(Stored data entries)
▬▬▬
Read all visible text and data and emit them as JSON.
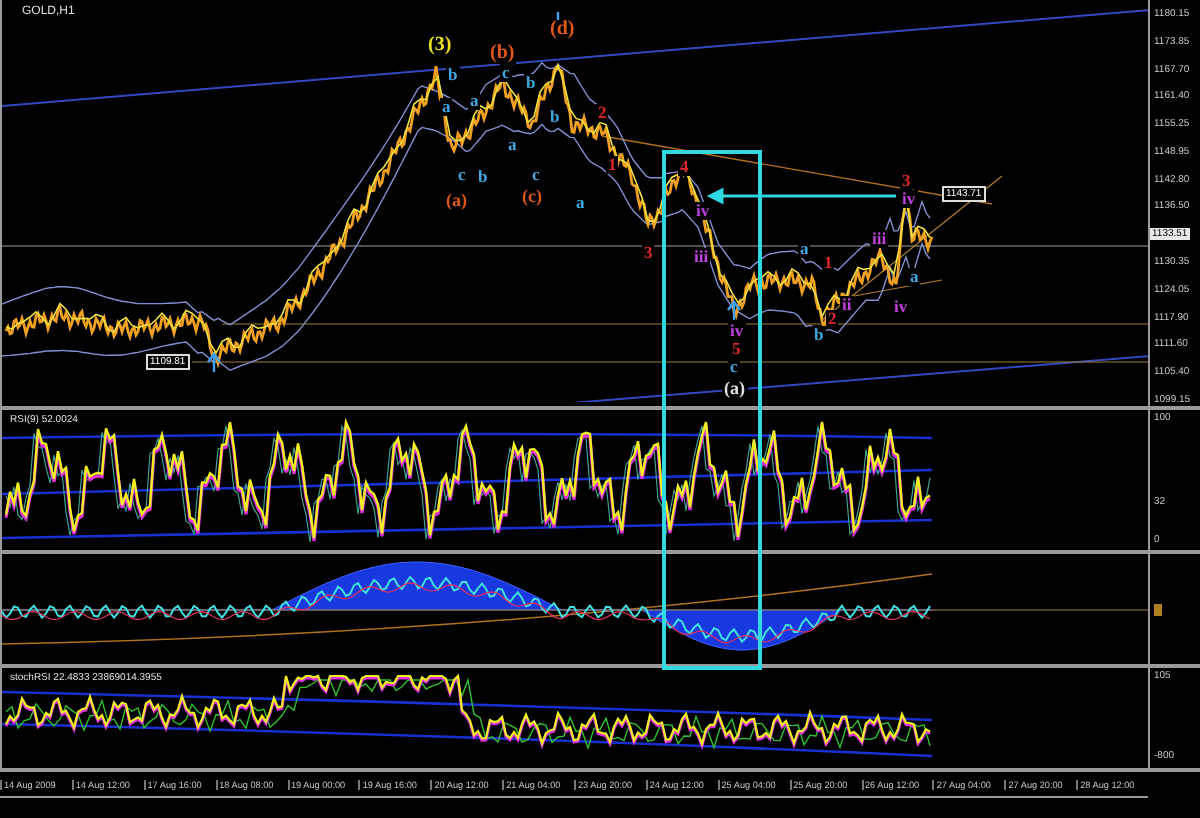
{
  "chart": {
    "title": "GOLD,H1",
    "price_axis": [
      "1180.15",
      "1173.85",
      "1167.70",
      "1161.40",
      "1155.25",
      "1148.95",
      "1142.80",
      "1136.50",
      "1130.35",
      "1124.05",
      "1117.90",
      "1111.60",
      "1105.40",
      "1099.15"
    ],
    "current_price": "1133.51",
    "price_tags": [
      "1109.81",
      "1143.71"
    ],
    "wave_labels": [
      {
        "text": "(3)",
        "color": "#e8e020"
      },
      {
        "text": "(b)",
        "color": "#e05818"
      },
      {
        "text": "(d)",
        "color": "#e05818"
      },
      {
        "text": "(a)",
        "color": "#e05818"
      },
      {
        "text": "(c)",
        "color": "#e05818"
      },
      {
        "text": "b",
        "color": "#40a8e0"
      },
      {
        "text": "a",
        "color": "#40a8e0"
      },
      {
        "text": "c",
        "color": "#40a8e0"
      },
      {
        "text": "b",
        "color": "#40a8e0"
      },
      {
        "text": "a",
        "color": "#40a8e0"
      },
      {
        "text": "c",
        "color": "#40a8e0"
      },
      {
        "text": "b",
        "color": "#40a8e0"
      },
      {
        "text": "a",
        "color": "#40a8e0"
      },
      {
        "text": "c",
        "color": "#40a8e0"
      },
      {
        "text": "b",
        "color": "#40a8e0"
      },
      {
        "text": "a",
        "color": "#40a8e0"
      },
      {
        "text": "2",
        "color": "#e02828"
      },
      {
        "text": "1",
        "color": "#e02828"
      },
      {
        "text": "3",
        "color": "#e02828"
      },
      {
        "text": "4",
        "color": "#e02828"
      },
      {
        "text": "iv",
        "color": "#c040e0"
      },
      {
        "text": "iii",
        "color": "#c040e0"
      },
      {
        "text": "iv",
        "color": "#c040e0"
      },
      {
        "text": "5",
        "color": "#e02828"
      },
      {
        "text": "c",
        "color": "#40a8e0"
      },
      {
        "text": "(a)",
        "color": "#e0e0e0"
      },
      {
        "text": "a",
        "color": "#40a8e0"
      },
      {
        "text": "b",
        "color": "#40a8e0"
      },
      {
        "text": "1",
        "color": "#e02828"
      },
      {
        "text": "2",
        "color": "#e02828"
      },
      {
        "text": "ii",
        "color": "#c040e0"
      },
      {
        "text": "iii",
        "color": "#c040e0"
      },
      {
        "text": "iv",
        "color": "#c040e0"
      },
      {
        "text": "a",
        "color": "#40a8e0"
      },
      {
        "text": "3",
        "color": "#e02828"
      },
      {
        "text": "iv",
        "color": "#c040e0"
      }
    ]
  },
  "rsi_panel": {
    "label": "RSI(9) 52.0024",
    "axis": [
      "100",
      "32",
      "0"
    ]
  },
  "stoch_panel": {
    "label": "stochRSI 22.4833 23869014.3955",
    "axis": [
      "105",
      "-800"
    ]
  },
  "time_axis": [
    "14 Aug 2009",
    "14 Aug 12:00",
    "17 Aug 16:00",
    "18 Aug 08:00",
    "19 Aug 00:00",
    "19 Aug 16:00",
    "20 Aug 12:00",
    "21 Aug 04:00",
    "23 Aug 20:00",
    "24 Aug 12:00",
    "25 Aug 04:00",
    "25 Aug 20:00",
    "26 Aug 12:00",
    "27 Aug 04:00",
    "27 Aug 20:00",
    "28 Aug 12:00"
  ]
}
▬▬▬
◆ Brief
Quote every entry exactly, with the pictures omitted.

◆ Full answer
Read all visible text and data and emit them as JSON.
{
  "chart": {
    "title": "GOLD,H1",
    "price_axis": [
      "1180.15",
      "1173.85",
      "1167.70",
      "1161.40",
      "1155.25",
      "1148.95",
      "1142.80",
      "1136.50",
      "1130.35",
      "1124.05",
      "1117.90",
      "1111.60",
      "1105.40",
      "1099.15"
    ],
    "current_price": "1133.51",
    "price_tags": [
      "1109.81",
      "1143.71"
    ],
    "wave_labels": [
      {
        "text": "(3)",
        "color": "#e8e020"
      },
      {
        "text": "(b)",
        "color": "#e05818"
      },
      {
        "text": "(d)",
        "color": "#e05818"
      },
      {
        "text": "(a)",
        "color": "#e05818"
      },
      {
        "text": "(c)",
        "color": "#e05818"
      },
      {
        "text": "b",
        "color": "#40a8e0"
      },
      {
        "text": "a",
        "color": "#40a8e0"
      },
      {
        "text": "c",
        "color": "#40a8e0"
      },
      {
        "text": "b",
        "color": "#40a8e0"
      },
      {
        "text": "a",
        "color": "#40a8e0"
      },
      {
        "text": "c",
        "color": "#40a8e0"
      },
      {
        "text": "b",
        "color": "#40a8e0"
      },
      {
        "text": "a",
        "color": "#40a8e0"
      },
      {
        "text": "c",
        "color": "#40a8e0"
      },
      {
        "text": "b",
        "color": "#40a8e0"
      },
      {
        "text": "a",
        "color": "#40a8e0"
      },
      {
        "text": "2",
        "color": "#e02828"
      },
      {
        "text": "1",
        "color": "#e02828"
      },
      {
        "text": "3",
        "color": "#e02828"
      },
      {
        "text": "4",
        "color": "#e02828"
      },
      {
        "text": "iv",
        "color": "#c040e0"
      },
      {
        "text": "iii",
        "color": "#c040e0"
      },
      {
        "text": "iv",
        "color": "#c040e0"
      },
      {
        "text": "5",
        "color": "#e02828"
      },
      {
        "text": "c",
        "color": "#40a8e0"
      },
      {
        "text": "(a)",
        "color": "#e0e0e0"
      },
      {
        "text": "a",
        "color": "#40a8e0"
      },
      {
        "text": "b",
        "color": "#40a8e0"
      },
      {
        "text": "1",
        "color": "#e02828"
      },
      {
        "text": "2",
        "color": "#e02828"
      },
      {
        "text": "ii",
        "color": "#c040e0"
      },
      {
        "text": "iii",
        "color": "#c040e0"
      },
      {
        "text": "iv",
        "color": "#c040e0"
      },
      {
        "text": "a",
        "color": "#40a8e0"
      },
      {
        "text": "3",
        "color": "#e02828"
      },
      {
        "text": "iv",
        "color": "#c040e0"
      }
    ]
  },
  "rsi_panel": {
    "label": "RSI(9) 52.0024",
    "axis": [
      "100",
      "32",
      "0"
    ]
  },
  "stoch_panel": {
    "label": "stochRSI 22.4833 23869014.3955",
    "axis": [
      "105",
      "-800"
    ]
  },
  "time_axis": [
    "14 Aug 2009",
    "14 Aug 12:00",
    "17 Aug 16:00",
    "18 Aug 08:00",
    "19 Aug 00:00",
    "19 Aug 16:00",
    "20 Aug 12:00",
    "21 Aug 04:00",
    "23 Aug 20:00",
    "24 Aug 12:00",
    "25 Aug 04:00",
    "25 Aug 20:00",
    "26 Aug 12:00",
    "27 Aug 04:00",
    "27 Aug 20:00",
    "28 Aug 12:00"
  ]
}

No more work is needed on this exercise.